Task statement:
Give the number of lines in this listing that contain "celle", with no other words.
● ● ● ●
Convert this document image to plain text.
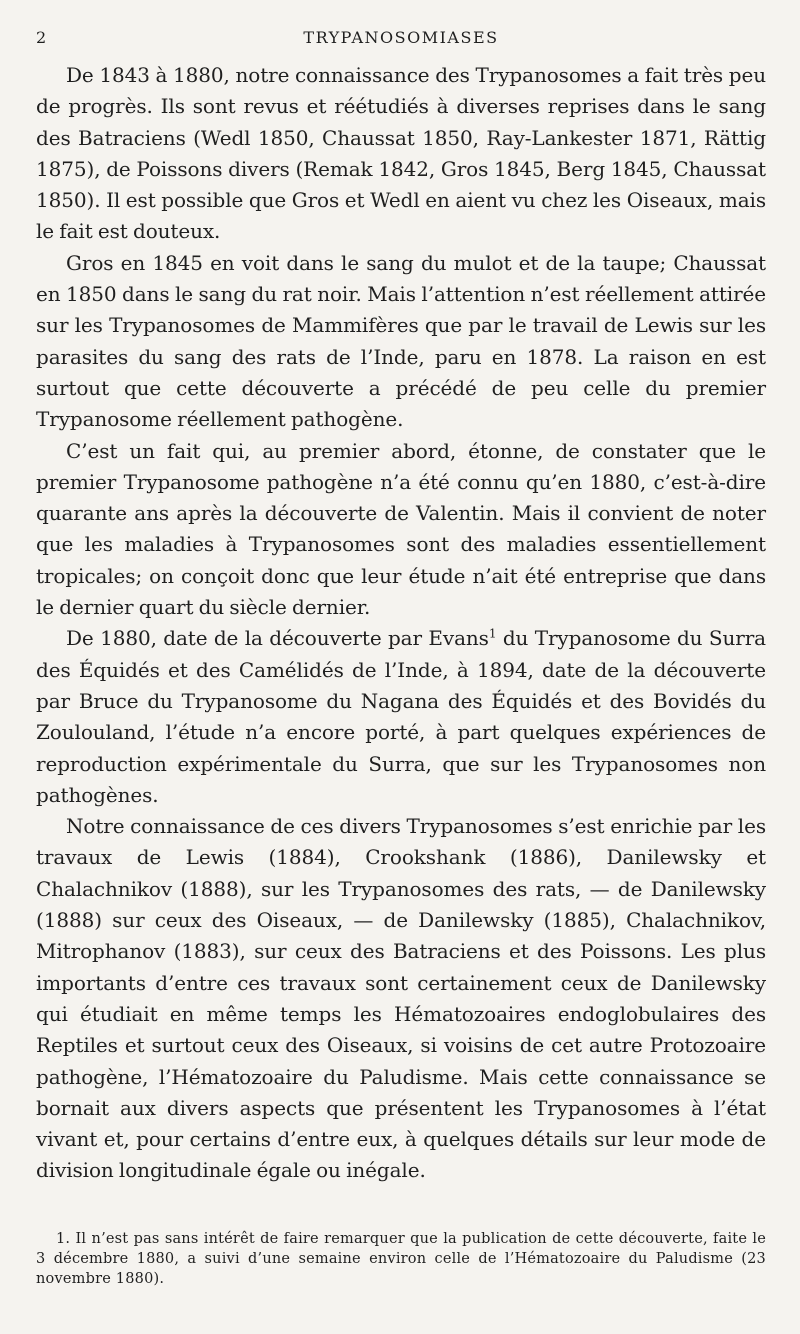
2	TRYPANOSOMIASES

De 1843 à 1880, notre connaissance des Trypanosomes a fait très peu de progrès. Ils sont revus et réétudiés à diverses reprises dans le sang des Batraciens (Wedl 1850, Chaussat 1850, Ray-Lankester 1871, Rättig 1875), de Poissons divers (Remak 1842, Gros 1845, Berg 1845, Chaussat 1850). Il est possible que Gros et Wedl en aient vu chez les Oiseaux, mais le fait est douteux.

Gros en 1845 en voit dans le sang du mulot et de la taupe; Chaussat en 1850 dans le sang du rat noir. Mais l’attention n’est réellement attirée sur les Trypanosomes de Mammifères que par le travail de Lewis sur les parasites du sang des rats de l’Inde, paru en 1878. La raison en est surtout que cette découverte a précédé de peu celle du premier Trypanosome réellement pathogène.

C’est un fait qui, au premier abord, étonne, de constater que le premier Trypanosome pathogène n’a été connu qu’en 1880, c’est-à-dire quarante ans après la découverte de Valentin. Mais il convient de noter que les maladies à Trypanosomes sont des maladies essentiellement tropicales; on conçoit donc que leur étude n’ait été entreprise que dans le dernier quart du siècle dernier.

De 1880, date de la découverte par Evans$^1$ du Trypanosome du Surra des Équidés et des Camélidés de l’Inde, à 1894, date de la découverte par Bruce du Trypanosome du Nagana des Équidés et des Bovidés du Zoulouland, l’étude n’a encore porté, à part quelques expériences de reproduction expérimentale du Surra, que sur les Trypanosomes non pathogènes.

Notre connaissance de ces divers Trypanosomes s’est enrichie par les travaux de Lewis (1884), Crookshank (1886), Danilewsky et Chalachnikov (1888), sur les Trypanosomes des rats, — de Danilewsky (1888) sur ceux des Oiseaux, — de Danilewsky (1885), Chalachnikov, Mitrophanov (1883), sur ceux des Batraciens et des Poissons. Les plus importants d’entre ces travaux sont certainement ceux de Danilewsky qui étudiait en même temps les Hématozoaires endoglobulaires des Reptiles et surtout ceux des Oiseaux, si voisins de cet autre Protozoaire pathogène, l’Hématozoaire du Paludisme. Mais cette connaissance se bornait aux divers aspects que présentent les Trypanosomes à l’état vivant et, pour certains d’entre eux, à quelques détails sur leur mode de division longitudinale égale ou inégale.

1. Il n’est pas sans intérêt de faire remarquer que la publication de cette découverte, faite le 3 décembre 1880, a suivi d’une semaine environ celle de l’Hématozoaire du Paludisme (23 novembre 1880).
● ● ● ●
Output below:
2